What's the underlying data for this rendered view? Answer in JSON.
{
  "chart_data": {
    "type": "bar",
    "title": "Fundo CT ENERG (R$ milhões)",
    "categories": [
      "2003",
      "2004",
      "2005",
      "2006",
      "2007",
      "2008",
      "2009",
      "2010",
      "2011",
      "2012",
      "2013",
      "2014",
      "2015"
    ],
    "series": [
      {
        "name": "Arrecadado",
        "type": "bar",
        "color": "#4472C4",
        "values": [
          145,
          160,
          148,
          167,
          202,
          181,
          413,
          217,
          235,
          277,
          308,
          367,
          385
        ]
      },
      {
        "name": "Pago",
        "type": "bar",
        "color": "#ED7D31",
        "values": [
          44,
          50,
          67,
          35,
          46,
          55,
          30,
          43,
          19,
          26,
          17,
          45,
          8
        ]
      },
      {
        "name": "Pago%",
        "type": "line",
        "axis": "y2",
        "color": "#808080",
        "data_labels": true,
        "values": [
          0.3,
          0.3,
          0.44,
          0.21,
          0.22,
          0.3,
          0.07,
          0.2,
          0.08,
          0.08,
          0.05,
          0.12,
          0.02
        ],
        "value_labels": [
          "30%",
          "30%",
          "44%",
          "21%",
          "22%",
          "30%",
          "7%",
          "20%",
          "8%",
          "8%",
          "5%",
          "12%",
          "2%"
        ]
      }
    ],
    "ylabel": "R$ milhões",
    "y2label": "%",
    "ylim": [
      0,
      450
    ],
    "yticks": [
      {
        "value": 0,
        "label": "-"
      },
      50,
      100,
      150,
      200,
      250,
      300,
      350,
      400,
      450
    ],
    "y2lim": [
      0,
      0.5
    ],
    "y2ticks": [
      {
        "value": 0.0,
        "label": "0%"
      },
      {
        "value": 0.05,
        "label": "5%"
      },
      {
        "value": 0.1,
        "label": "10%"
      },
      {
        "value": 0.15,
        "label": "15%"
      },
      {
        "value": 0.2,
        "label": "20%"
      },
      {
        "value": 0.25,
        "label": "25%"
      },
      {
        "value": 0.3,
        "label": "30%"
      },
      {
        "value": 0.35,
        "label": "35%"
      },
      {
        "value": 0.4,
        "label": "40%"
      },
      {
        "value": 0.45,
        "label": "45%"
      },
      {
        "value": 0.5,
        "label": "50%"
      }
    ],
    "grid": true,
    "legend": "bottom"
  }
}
• • •
[DIRECTIVE] Show the data once more, exactly as it was written.

[REPLY]
What's the underlying data for this rendered view? Answer in JSON.
{
  "chart_data": {
    "type": "bar",
    "title": "Fundo CT ENERG (R$ milhões)",
    "categories": [
      "2003",
      "2004",
      "2005",
      "2006",
      "2007",
      "2008",
      "2009",
      "2010",
      "2011",
      "2012",
      "2013",
      "2014",
      "2015"
    ],
    "series": [
      {
        "name": "Arrecadado",
        "type": "bar",
        "color": "#4472C4",
        "values": [
          145,
          160,
          148,
          167,
          202,
          181,
          413,
          217,
          235,
          277,
          308,
          367,
          385
        ]
      },
      {
        "name": "Pago",
        "type": "bar",
        "color": "#ED7D31",
        "values": [
          44,
          50,
          67,
          35,
          46,
          55,
          30,
          43,
          19,
          26,
          17,
          45,
          8
        ]
      },
      {
        "name": "Pago%",
        "type": "line",
        "axis": "y2",
        "color": "#808080",
        "data_labels": true,
        "values": [
          0.3,
          0.3,
          0.44,
          0.21,
          0.22,
          0.3,
          0.07,
          0.2,
          0.08,
          0.08,
          0.05,
          0.12,
          0.02
        ],
        "value_labels": [
          "30%",
          "30%",
          "44%",
          "21%",
          "22%",
          "30%",
          "7%",
          "20%",
          "8%",
          "8%",
          "5%",
          "12%",
          "2%"
        ]
      }
    ],
    "ylabel": "R$ milhões",
    "y2label": "%",
    "ylim": [
      0,
      450
    ],
    "yticks": [
      {
        "value": 0,
        "label": "-"
      },
      50,
      100,
      150,
      200,
      250,
      300,
      350,
      400,
      450
    ],
    "y2lim": [
      0,
      0.5
    ],
    "y2ticks": [
      {
        "value": 0.0,
        "label": "0%"
      },
      {
        "value": 0.05,
        "label": "5%"
      },
      {
        "value": 0.1,
        "label": "10%"
      },
      {
        "value": 0.15,
        "label": "15%"
      },
      {
        "value": 0.2,
        "label": "20%"
      },
      {
        "value": 0.25,
        "label": "25%"
      },
      {
        "value": 0.3,
        "label": "30%"
      },
      {
        "value": 0.35,
        "label": "35%"
      },
      {
        "value": 0.4,
        "label": "40%"
      },
      {
        "value": 0.45,
        "label": "45%"
      },
      {
        "value": 0.5,
        "label": "50%"
      }
    ],
    "grid": true,
    "legend": "bottom"
  }
}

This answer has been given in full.